Without the pictures, set down every line of the data exactly.

Collection entries:

— Begin —

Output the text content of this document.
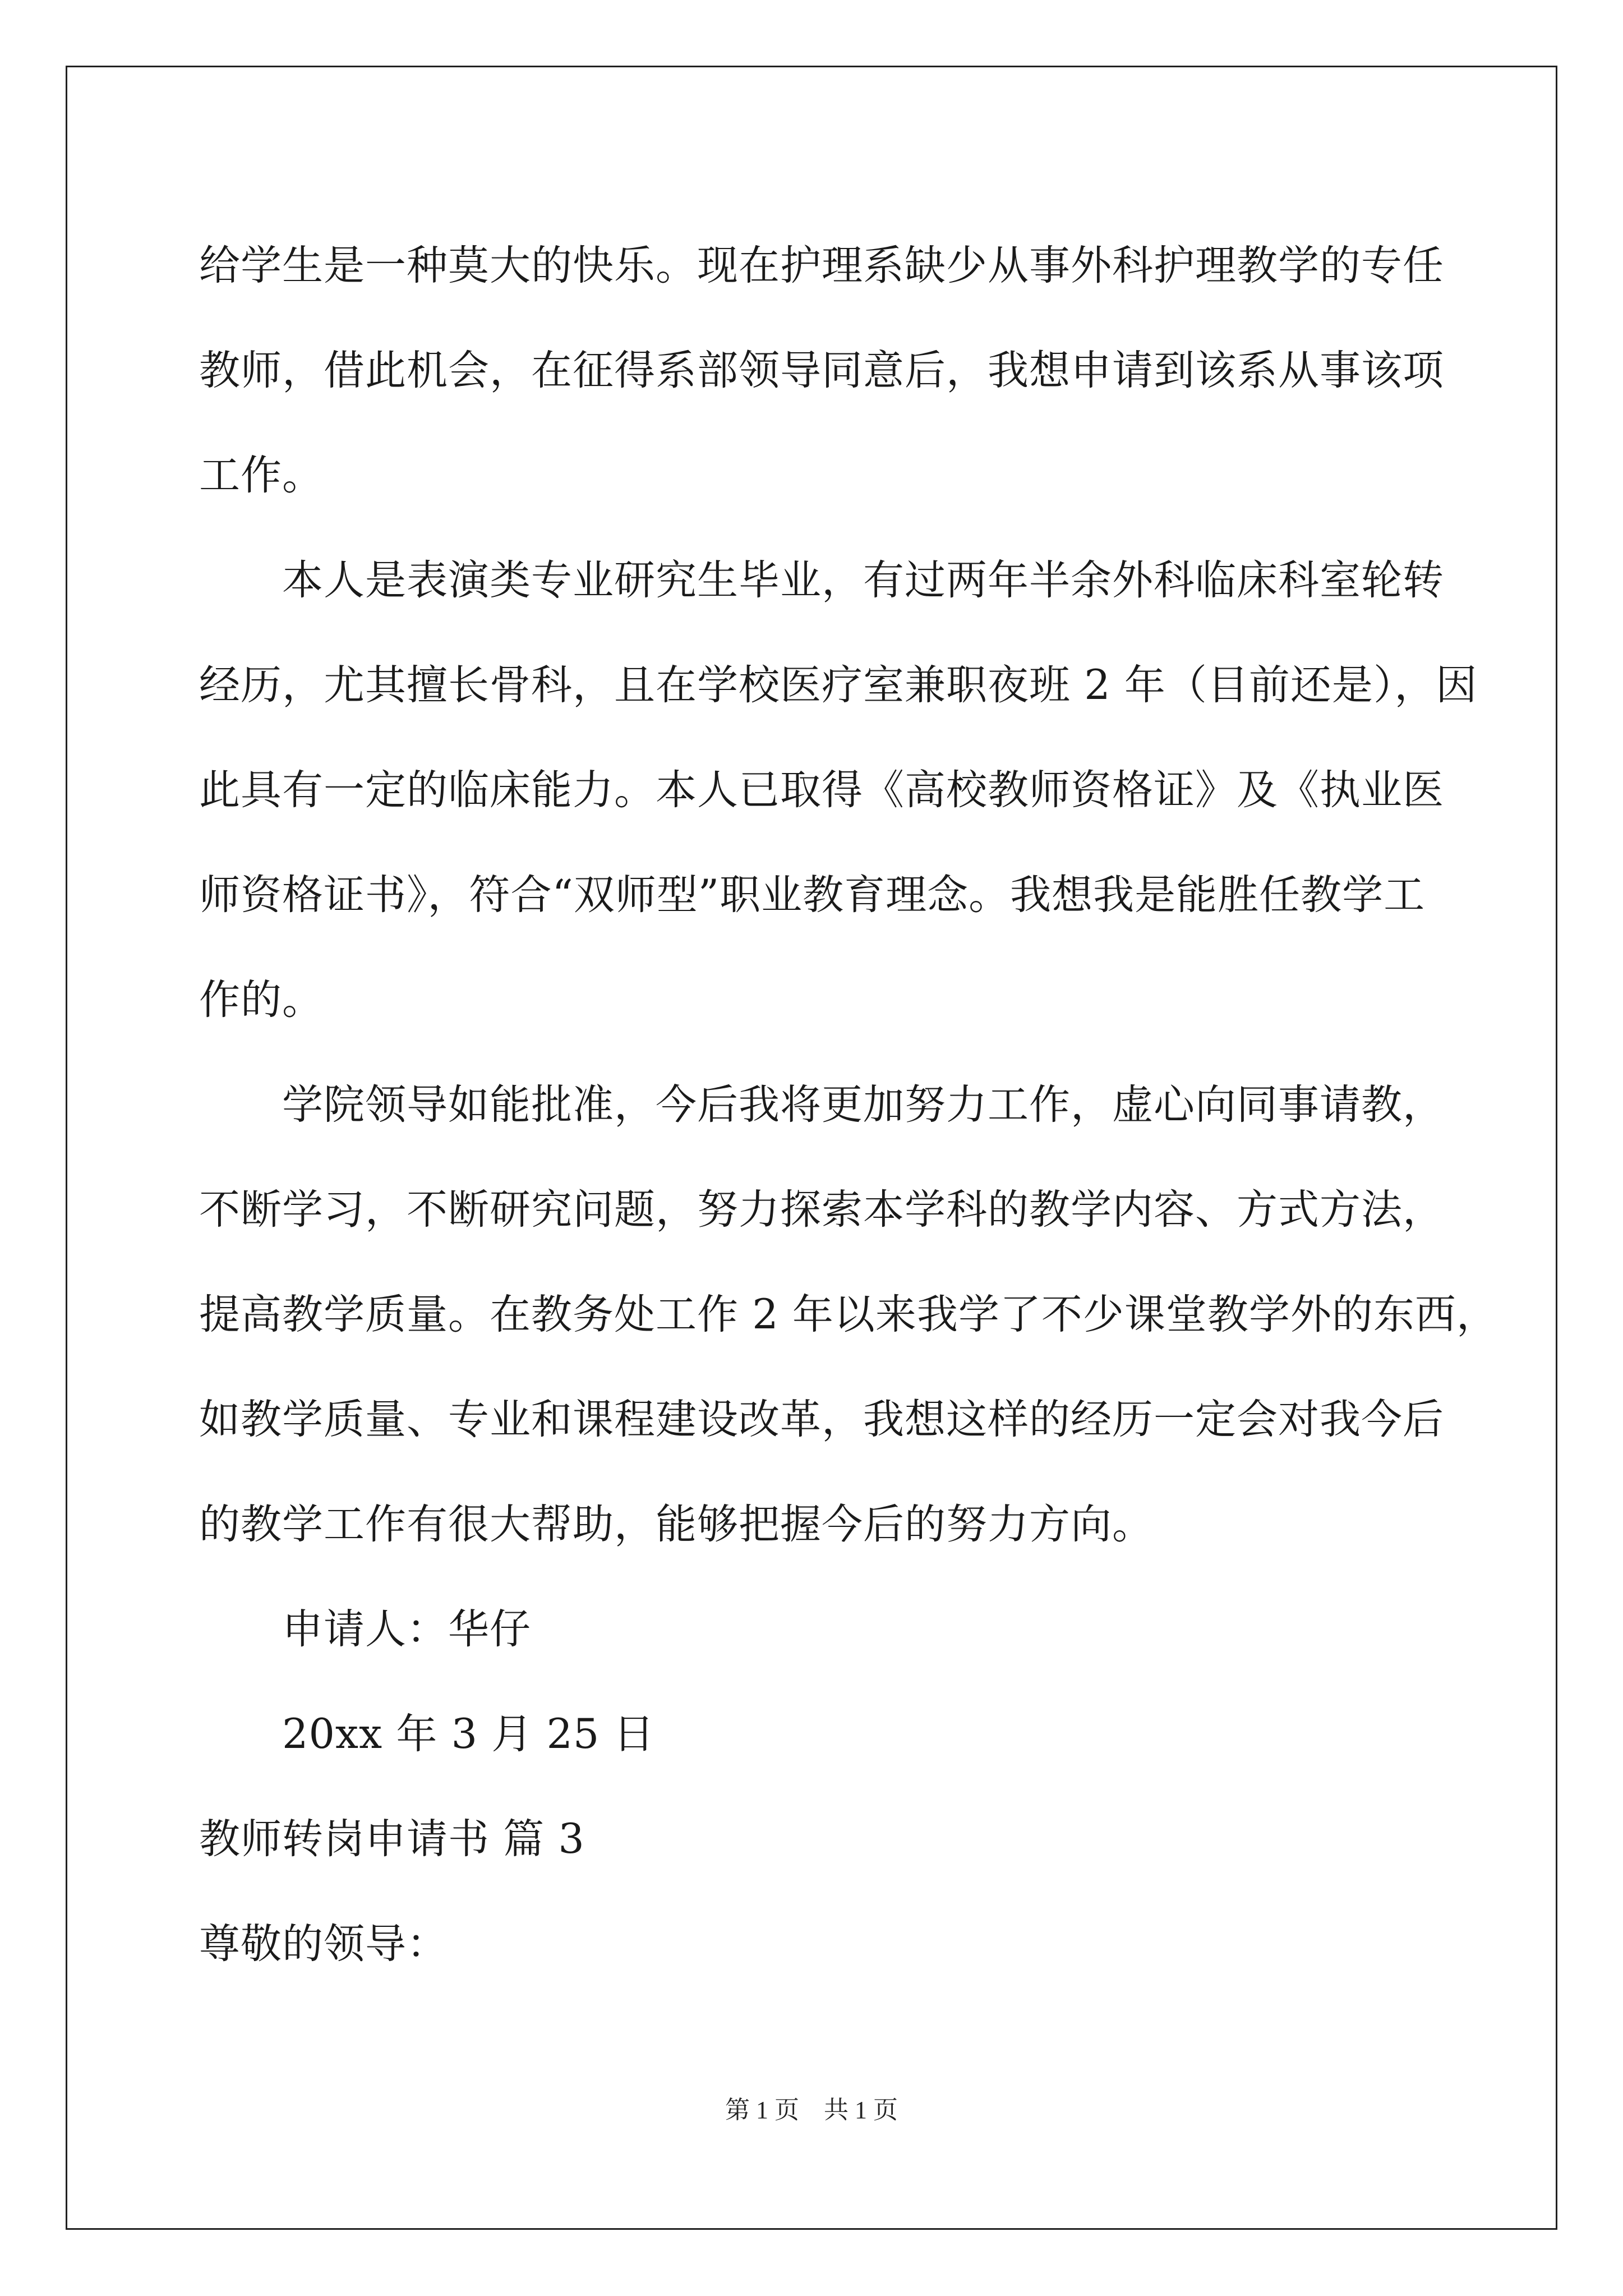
给学生是一种莫大的快乐。现在护理系缺少从事外科护理教学的专任
教师，借此机会，在征得系部领导同意后，我想申请到该系从事该项
工作。
本人是表演类专业研究生毕业，有过两年半余外科临床科室轮转
经历，尤其擅长骨科，且在学校医疗室兼职夜班 2 年（目前还是），因
此具有一定的临床能力。本人已取得《高校教师资格证》及《执业医
师资格证书》，符合“双师型”职业教育理念。我想我是能胜任教学工
作的。
学院领导如能批准，今后我将更加努力工作，虚心向同事请教，
不断学习，不断研究问题，努力探索本学科的教学内容、方式方法，
提高教学质量。在教务处工作 2 年以来我学了不少课堂教学外的东西，
如教学质量、专业和课程建设改革，我想这样的经历一定会对我今后
的教学工作有很大帮助，能够把握今后的努力方向。
申请人：华仔
20xx 年 3 月 25 日
教师转岗申请书 篇 3
尊敬的领导：
第 1 页　共 1 页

— End —

_FULL OUTPUT:_
Output the text content of this document.
给学生是一种莫大的快乐。现在护理系缺少从事外科护理教学的专任
教师，借此机会，在征得系部领导同意后，我想申请到该系从事该项
工作。
本人是表演类专业研究生毕业，有过两年半余外科临床科室轮转
经历，尤其擅长骨科，且在学校医疗室兼职夜班 2 年（目前还是），因
此具有一定的临床能力。本人已取得《高校教师资格证》及《执业医
师资格证书》，符合“双师型”职业教育理念。我想我是能胜任教学工
作的。
学院领导如能批准，今后我将更加努力工作，虚心向同事请教，
不断学习，不断研究问题，努力探索本学科的教学内容、方式方法，
提高教学质量。在教务处工作 2 年以来我学了不少课堂教学外的东西，
如教学质量、专业和课程建设改革，我想这样的经历一定会对我今后
的教学工作有很大帮助，能够把握今后的努力方向。
申请人：华仔
20xx 年 3 月 25 日
教师转岗申请书 篇 3
尊敬的领导：
第 1 页　共 1 页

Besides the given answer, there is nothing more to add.